SET EXERCISE
Locate every line below that contains the word "JSON" and copy it.

- - - - -

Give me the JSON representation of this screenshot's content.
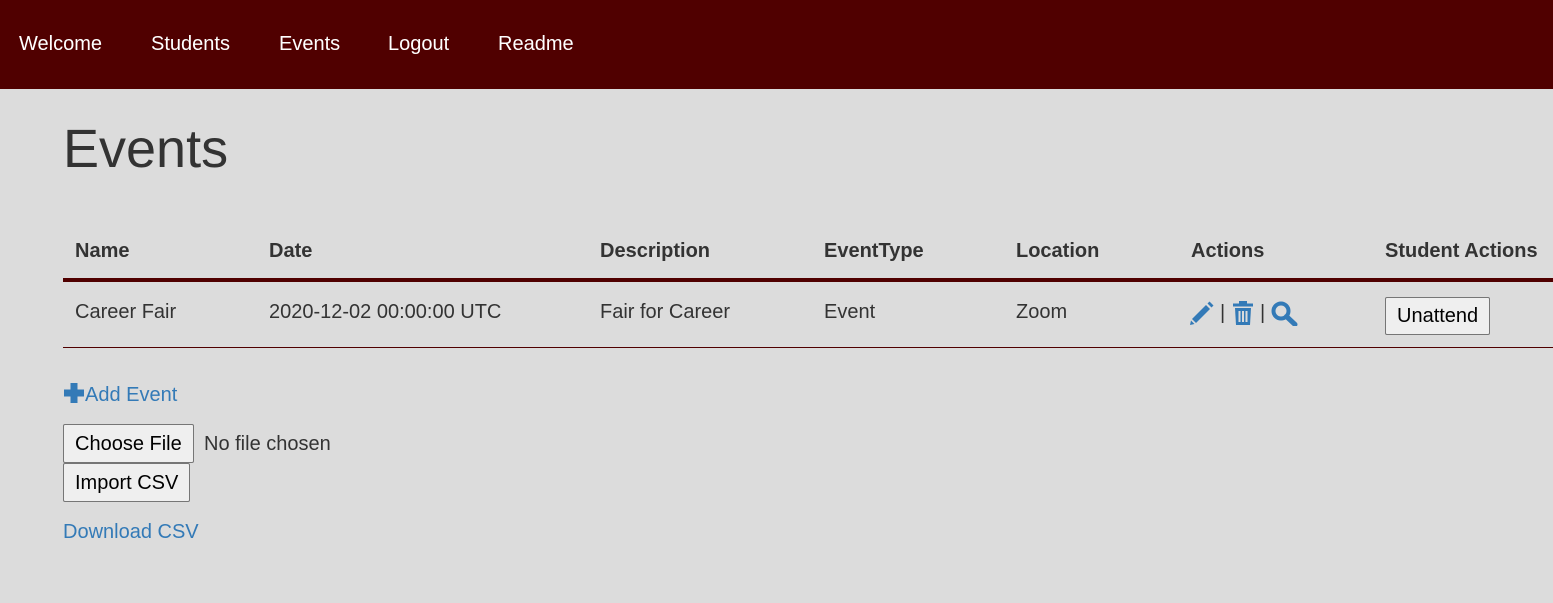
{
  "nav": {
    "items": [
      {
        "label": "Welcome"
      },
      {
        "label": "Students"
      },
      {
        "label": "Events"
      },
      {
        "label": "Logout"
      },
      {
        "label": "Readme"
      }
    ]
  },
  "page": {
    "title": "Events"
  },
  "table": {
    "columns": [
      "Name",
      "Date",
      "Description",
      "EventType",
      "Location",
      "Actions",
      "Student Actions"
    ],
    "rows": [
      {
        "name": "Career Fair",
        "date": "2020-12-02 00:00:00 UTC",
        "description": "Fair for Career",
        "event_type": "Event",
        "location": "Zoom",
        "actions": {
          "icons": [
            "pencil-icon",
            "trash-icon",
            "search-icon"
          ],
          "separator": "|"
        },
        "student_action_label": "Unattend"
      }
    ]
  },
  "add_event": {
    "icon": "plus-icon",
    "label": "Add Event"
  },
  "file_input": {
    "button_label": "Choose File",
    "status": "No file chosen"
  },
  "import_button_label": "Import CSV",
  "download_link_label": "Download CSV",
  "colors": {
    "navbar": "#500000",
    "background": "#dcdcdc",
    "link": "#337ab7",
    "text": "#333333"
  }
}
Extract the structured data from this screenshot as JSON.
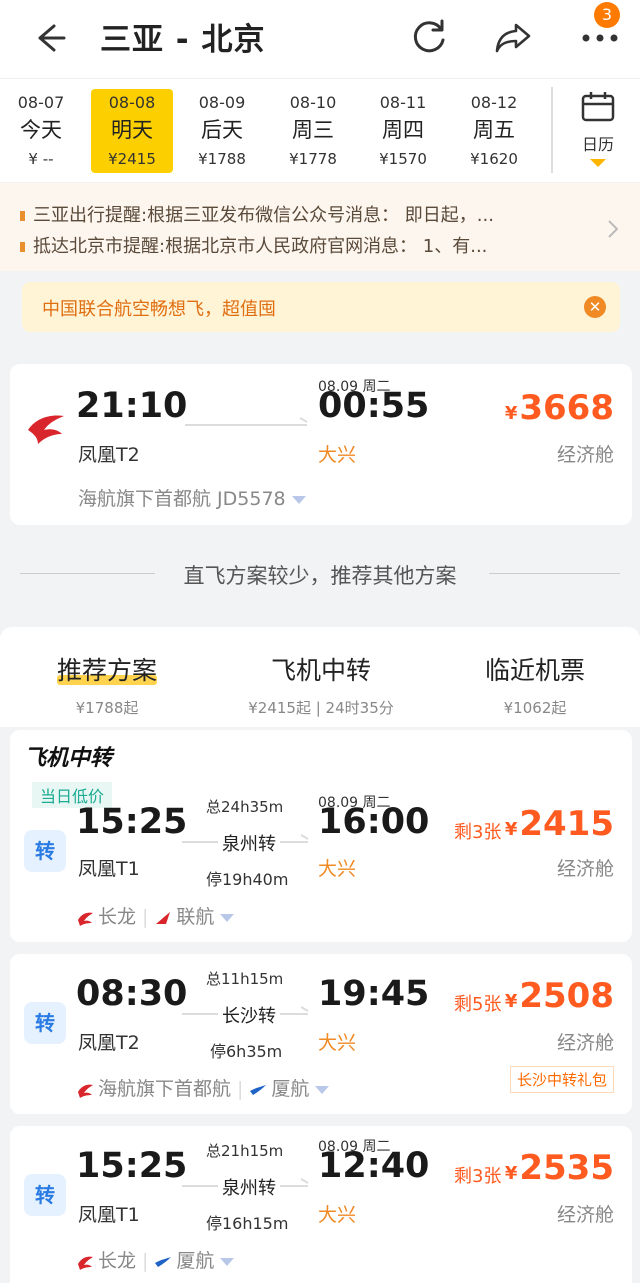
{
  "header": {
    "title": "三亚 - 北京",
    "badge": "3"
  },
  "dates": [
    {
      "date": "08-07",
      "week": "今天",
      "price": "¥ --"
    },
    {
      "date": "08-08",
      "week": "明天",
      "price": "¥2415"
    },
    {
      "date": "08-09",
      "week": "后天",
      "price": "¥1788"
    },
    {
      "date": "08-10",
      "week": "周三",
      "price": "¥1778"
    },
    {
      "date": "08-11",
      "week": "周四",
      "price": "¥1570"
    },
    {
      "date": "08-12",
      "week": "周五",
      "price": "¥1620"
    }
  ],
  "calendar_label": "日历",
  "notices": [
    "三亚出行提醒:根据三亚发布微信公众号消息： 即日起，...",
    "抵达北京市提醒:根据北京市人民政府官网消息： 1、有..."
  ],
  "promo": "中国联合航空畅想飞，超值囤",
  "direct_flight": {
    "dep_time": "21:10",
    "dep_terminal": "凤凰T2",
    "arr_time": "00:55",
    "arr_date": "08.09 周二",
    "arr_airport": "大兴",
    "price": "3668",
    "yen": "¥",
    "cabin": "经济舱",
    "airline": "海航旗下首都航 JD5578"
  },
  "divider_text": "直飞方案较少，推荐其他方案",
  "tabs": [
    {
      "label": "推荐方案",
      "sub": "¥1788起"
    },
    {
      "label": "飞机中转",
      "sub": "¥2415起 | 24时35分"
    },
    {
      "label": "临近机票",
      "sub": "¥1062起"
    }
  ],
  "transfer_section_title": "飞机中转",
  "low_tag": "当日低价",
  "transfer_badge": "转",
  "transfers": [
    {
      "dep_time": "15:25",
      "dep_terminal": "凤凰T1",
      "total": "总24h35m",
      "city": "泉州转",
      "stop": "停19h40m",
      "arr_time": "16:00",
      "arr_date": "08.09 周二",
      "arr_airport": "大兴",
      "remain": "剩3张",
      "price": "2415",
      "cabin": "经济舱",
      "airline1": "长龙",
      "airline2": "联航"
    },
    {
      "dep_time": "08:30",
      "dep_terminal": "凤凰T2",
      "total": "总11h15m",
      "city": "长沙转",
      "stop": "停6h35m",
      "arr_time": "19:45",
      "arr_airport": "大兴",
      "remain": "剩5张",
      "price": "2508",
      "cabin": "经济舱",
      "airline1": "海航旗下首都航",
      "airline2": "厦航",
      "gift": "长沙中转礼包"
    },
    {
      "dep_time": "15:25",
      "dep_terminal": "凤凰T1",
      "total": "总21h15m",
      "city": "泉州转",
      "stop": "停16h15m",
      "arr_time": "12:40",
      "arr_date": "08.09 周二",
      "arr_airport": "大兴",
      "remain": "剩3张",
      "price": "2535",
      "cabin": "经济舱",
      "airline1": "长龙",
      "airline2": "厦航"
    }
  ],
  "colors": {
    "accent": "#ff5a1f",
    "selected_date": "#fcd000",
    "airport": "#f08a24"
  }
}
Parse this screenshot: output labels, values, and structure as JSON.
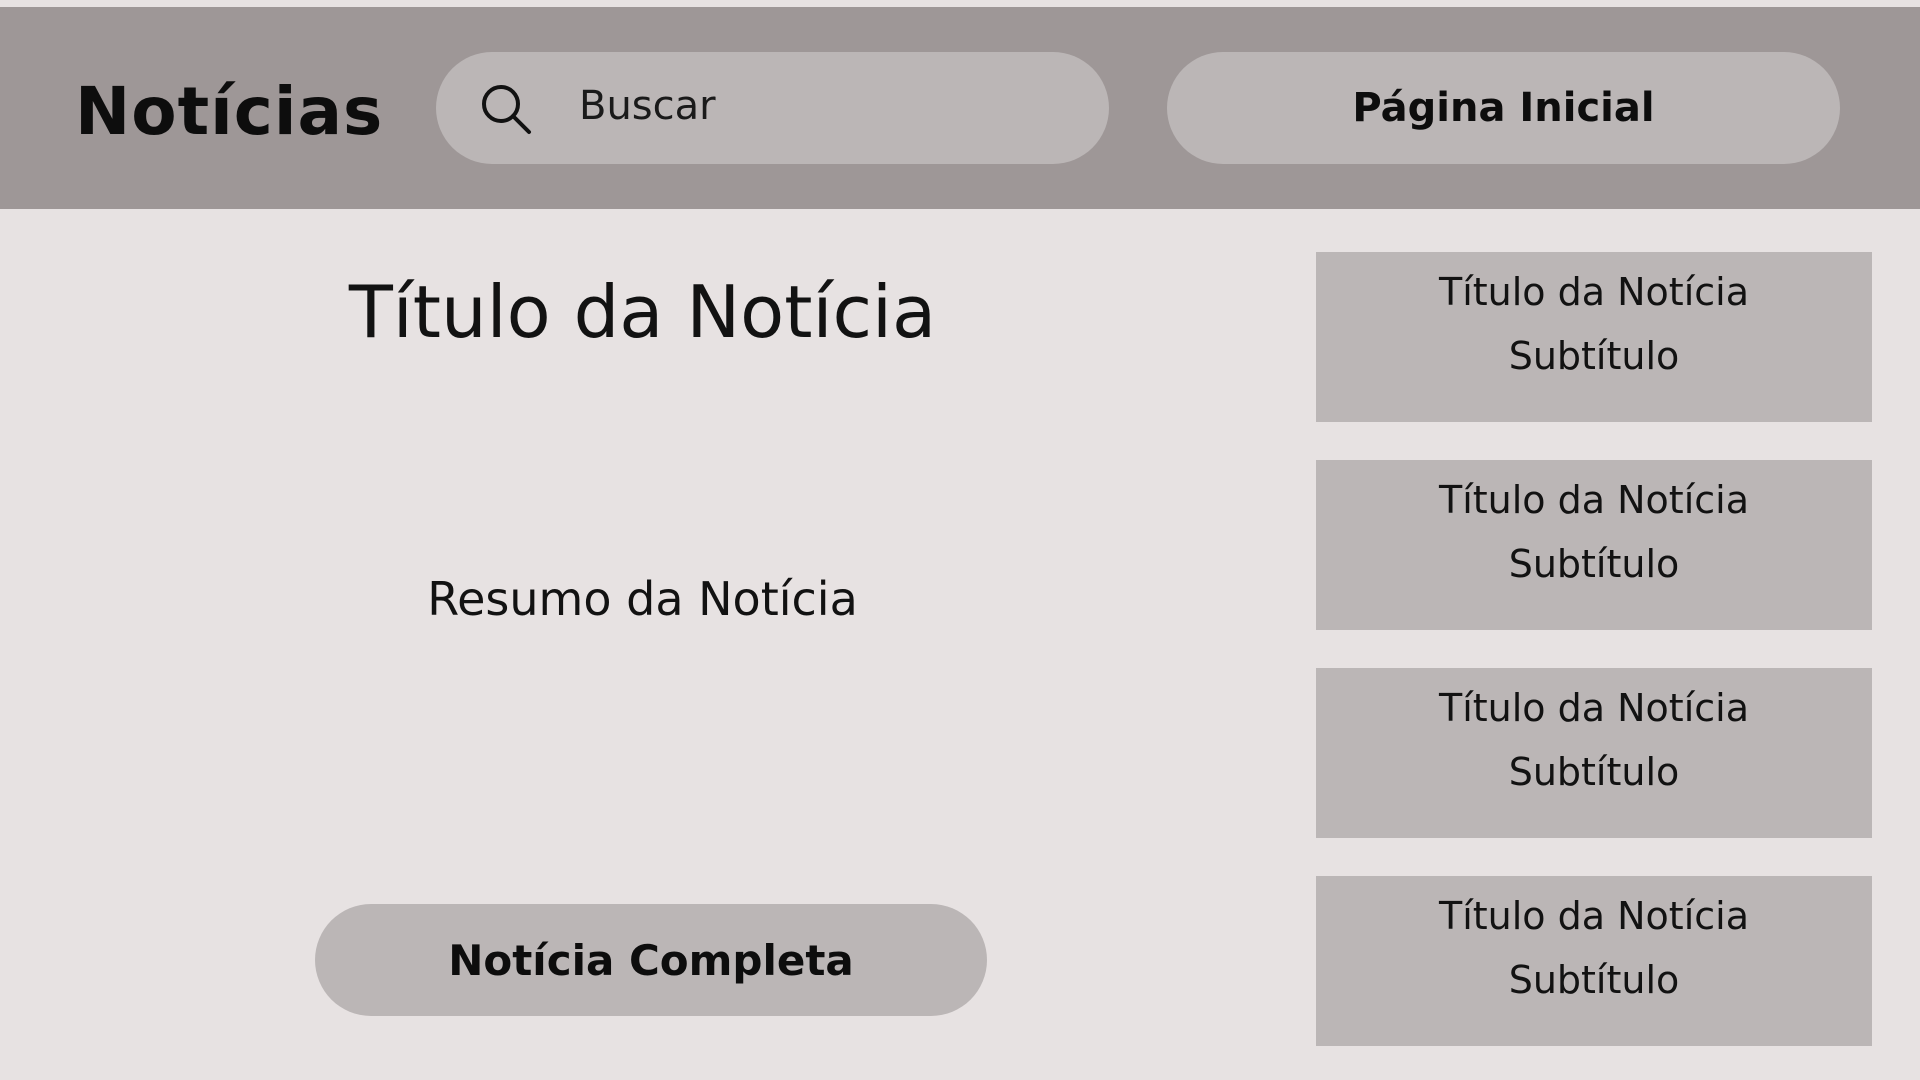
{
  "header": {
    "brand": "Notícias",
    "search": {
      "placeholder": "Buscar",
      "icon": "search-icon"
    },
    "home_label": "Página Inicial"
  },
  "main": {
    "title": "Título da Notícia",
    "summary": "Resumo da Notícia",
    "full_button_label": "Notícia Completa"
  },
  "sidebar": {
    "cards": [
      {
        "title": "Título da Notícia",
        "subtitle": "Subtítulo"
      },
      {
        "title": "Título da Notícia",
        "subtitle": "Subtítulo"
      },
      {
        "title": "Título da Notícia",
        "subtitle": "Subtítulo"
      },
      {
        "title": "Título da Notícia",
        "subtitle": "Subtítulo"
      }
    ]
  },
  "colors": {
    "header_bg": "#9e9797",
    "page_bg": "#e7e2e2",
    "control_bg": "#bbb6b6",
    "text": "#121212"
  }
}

- - - - -

WRITTEN SOLUTION
Give me the JSON representation of this screenshot's content.
Extract the structured data from this screenshot as JSON.
Parse this screenshot: output labels, values, and structure as JSON.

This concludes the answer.